— START OF DATA FOR THE TASK —

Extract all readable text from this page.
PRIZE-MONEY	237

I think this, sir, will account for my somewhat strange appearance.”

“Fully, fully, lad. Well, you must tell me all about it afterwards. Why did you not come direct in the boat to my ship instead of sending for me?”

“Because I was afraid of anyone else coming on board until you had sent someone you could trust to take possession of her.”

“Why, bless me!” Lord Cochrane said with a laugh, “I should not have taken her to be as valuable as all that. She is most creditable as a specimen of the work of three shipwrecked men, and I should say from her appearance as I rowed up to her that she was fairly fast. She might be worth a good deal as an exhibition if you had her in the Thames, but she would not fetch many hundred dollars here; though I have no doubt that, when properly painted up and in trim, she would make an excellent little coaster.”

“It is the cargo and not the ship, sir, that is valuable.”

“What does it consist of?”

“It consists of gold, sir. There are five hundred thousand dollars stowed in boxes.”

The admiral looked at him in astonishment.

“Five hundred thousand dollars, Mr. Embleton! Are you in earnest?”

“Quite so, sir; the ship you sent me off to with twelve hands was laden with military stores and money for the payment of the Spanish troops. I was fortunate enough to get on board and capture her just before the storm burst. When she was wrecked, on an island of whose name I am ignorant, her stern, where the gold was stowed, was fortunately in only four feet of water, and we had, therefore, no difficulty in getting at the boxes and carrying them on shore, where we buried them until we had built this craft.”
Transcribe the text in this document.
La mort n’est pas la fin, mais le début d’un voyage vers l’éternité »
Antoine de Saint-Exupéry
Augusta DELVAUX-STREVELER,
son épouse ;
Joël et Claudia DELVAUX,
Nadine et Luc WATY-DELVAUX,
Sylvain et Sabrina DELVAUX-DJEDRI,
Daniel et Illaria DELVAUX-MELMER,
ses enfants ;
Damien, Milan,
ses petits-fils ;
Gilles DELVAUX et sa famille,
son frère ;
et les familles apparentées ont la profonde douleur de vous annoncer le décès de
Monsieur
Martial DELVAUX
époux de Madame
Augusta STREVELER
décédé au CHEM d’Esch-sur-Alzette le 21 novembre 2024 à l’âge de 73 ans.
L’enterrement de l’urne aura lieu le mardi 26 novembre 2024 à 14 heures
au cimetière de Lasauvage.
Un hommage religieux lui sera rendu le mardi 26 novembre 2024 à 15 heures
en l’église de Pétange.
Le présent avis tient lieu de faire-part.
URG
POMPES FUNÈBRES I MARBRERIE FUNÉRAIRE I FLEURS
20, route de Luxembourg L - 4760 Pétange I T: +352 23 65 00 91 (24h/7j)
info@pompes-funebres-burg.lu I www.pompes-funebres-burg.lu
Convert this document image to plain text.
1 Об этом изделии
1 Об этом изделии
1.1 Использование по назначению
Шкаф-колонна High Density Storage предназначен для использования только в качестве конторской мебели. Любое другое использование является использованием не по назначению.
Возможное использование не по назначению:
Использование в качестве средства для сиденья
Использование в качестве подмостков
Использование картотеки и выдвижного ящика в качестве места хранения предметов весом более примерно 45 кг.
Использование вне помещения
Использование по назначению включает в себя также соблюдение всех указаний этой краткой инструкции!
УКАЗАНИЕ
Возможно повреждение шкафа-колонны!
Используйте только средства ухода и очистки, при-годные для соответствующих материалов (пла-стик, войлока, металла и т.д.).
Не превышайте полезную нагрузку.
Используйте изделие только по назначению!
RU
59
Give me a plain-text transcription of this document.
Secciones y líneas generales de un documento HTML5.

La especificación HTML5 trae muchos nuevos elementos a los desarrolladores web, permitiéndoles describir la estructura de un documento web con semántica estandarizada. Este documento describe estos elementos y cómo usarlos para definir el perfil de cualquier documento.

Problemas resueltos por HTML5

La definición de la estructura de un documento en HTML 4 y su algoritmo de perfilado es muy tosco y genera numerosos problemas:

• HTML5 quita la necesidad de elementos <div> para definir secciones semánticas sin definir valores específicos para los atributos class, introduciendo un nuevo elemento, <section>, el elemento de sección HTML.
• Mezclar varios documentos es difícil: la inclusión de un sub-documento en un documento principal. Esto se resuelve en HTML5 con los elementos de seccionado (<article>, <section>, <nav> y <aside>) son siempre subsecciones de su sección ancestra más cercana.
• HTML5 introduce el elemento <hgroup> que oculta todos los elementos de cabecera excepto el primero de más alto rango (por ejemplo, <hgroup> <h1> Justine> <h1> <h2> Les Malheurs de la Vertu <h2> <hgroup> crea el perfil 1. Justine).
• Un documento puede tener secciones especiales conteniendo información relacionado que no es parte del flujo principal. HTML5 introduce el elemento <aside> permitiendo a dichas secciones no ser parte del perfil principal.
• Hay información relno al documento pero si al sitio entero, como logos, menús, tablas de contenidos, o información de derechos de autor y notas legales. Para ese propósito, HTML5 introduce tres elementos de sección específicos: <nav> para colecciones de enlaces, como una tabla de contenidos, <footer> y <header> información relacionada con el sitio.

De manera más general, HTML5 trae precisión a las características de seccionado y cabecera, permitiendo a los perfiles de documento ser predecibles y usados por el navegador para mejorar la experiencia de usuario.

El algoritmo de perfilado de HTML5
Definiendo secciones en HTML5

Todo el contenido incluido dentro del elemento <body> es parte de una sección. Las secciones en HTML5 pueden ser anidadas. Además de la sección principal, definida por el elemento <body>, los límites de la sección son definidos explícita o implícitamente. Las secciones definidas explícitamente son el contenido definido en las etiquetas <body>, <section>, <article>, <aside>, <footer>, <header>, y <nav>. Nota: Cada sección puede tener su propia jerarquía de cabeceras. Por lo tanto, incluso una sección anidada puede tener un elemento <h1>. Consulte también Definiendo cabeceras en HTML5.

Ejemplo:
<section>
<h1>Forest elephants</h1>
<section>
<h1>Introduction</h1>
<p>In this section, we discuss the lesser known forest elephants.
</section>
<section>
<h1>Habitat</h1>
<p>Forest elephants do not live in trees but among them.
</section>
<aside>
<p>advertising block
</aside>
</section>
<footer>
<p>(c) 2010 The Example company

— END OF DATA FOR THE TASK —

> AIM OF THE EXERCISE
Set down the listing above in full, please, exactly as it appears.

> RESPONSE BELOW
Extract all readable text from this page.
PRIZE-MONEY	237

I think this, sir, will account for my somewhat strange appearance.”

“Fully, fully, lad. Well, you must tell me all about it afterwards. Why did you not come direct in the boat to my ship instead of sending for me?”

“Because I was afraid of anyone else coming on board until you had sent someone you could trust to take possession of her.”

“Why, bless me!” Lord Cochrane said with a laugh, “I should not have taken her to be as valuable as all that. She is most creditable as a specimen of the work of three shipwrecked men, and I should say from her appearance as I rowed up to her that she was fairly fast. She might be worth a good deal as an exhibition if you had her in the Thames, but she would not fetch many hundred dollars here; though I have no doubt that, when properly painted up and in trim, she would make an excellent little coaster.”

“It is the cargo and not the ship, sir, that is valuable.”

“What does it consist of?”

“It consists of gold, sir. There are five hundred thousand dollars stowed in boxes.”

The admiral looked at him in astonishment.

“Five hundred thousand dollars, Mr. Embleton! Are you in earnest?”

“Quite so, sir; the ship you sent me off to with twelve hands was laden with military stores and money for the payment of the Spanish troops. I was fortunate enough to get on board and capture her just before the storm burst. When she was wrecked, on an island of whose name I am ignorant, her stern, where the gold was stowed, was fortunately in only four feet of water, and we had, therefore, no difficulty in getting at the boxes and carrying them on shore, where we buried them until we had built this craft.”
Transcribe the text in this document.
La mort n’est pas la fin, mais le début d’un voyage vers l’éternité »
Antoine de Saint-Exupéry
Augusta DELVAUX-STREVELER,
son épouse ;
Joël et Claudia DELVAUX,
Nadine et Luc WATY-DELVAUX,
Sylvain et Sabrina DELVAUX-DJEDRI,
Daniel et Illaria DELVAUX-MELMER,
ses enfants ;
Damien, Milan,
ses petits-fils ;
Gilles DELVAUX et sa famille,
son frère ;
et les familles apparentées ont la profonde douleur de vous annoncer le décès de
Monsieur
Martial DELVAUX
époux de Madame
Augusta STREVELER
décédé au CHEM d’Esch-sur-Alzette le 21 novembre 2024 à l’âge de 73 ans.
L’enterrement de l’urne aura lieu le mardi 26 novembre 2024 à 14 heures
au cimetière de Lasauvage.
Un hommage religieux lui sera rendu le mardi 26 novembre 2024 à 15 heures
en l’église de Pétange.
Le présent avis tient lieu de faire-part.
URG
POMPES FUNÈBRES I MARBRERIE FUNÉRAIRE I FLEURS
20, route de Luxembourg L - 4760 Pétange I T: +352 23 65 00 91 (24h/7j)
info@pompes-funebres-burg.lu I www.pompes-funebres-burg.lu
Convert this document image to plain text.
1 Об этом изделии
1 Об этом изделии
1.1 Использование по назначению
Шкаф-колонна High Density Storage предназначен для использования только в качестве конторской мебели. Любое другое использование является использованием не по назначению.
Возможное использование не по назначению:
Использование в качестве средства для сиденья
Использование в качестве подмостков
Использование картотеки и выдвижного ящика в качестве места хранения предметов весом более примерно 45 кг.
Использование вне помещения
Использование по назначению включает в себя также соблюдение всех указаний этой краткой инструкции!
УКАЗАНИЕ
Возможно повреждение шкафа-колонны!
Используйте только средства ухода и очистки, при-годные для соответствующих материалов (пла-стик, войлока, металла и т.д.).
Не превышайте полезную нагрузку.
Используйте изделие только по назначению!
RU
59
Give me a plain-text transcription of this document.
Secciones y líneas generales de un documento HTML5.

La especificación HTML5 trae muchos nuevos elementos a los desarrolladores web, permitiéndoles describir la estructura de un documento web con semántica estandarizada. Este documento describe estos elementos y cómo usarlos para definir el perfil de cualquier documento.

Problemas resueltos por HTML5

La definición de la estructura de un documento en HTML 4 y su algoritmo de perfilado es muy tosco y genera numerosos problemas:

• HTML5 quita la necesidad de elementos <div> para definir secciones semánticas sin definir valores específicos para los atributos class, introduciendo un nuevo elemento, <section>, el elemento de sección HTML.
• Mezclar varios documentos es difícil: la inclusión de un sub-documento en un documento principal. Esto se resuelve en HTML5 con los elementos de seccionado (<article>, <section>, <nav> y <aside>) son siempre subsecciones de su sección ancestra más cercana.
• HTML5 introduce el elemento <hgroup> que oculta todos los elementos de cabecera excepto el primero de más alto rango (por ejemplo, <hgroup> <h1> Justine> <h1> <h2> Les Malheurs de la Vertu <h2> <hgroup> crea el perfil 1. Justine).
• Un documento puede tener secciones especiales conteniendo información relacionado que no es parte del flujo principal. HTML5 introduce el elemento <aside> permitiendo a dichas secciones no ser parte del perfil principal.
• Hay información relno al documento pero si al sitio entero, como logos, menús, tablas de contenidos, o información de derechos de autor y notas legales. Para ese propósito, HTML5 introduce tres elementos de sección específicos: <nav> para colecciones de enlaces, como una tabla de contenidos, <footer> y <header> información relacionada con el sitio.

De manera más general, HTML5 trae precisión a las características de seccionado y cabecera, permitiendo a los perfiles de documento ser predecibles y usados por el navegador para mejorar la experiencia de usuario.

El algoritmo de perfilado de HTML5
Definiendo secciones en HTML5

Todo el contenido incluido dentro del elemento <body> es parte de una sección. Las secciones en HTML5 pueden ser anidadas. Además de la sección principal, definida por el elemento <body>, los límites de la sección son definidos explícita o implícitamente. Las secciones definidas explícitamente son el contenido definido en las etiquetas <body>, <section>, <article>, <aside>, <footer>, <header>, y <nav>. Nota: Cada sección puede tener su propia jerarquía de cabeceras. Por lo tanto, incluso una sección anidada puede tener un elemento <h1>. Consulte también Definiendo cabeceras en HTML5.

Ejemplo:
<section>
<h1>Forest elephants</h1>
<section>
<h1>Introduction</h1>
<p>In this section, we discuss the lesser known forest elephants.
</section>
<section>
<h1>Habitat</h1>
<p>Forest elephants do not live in trees but among them.
</section>
<aside>
<p>advertising block
</aside>
</section>
<footer>
<p>(c) 2010 The Example company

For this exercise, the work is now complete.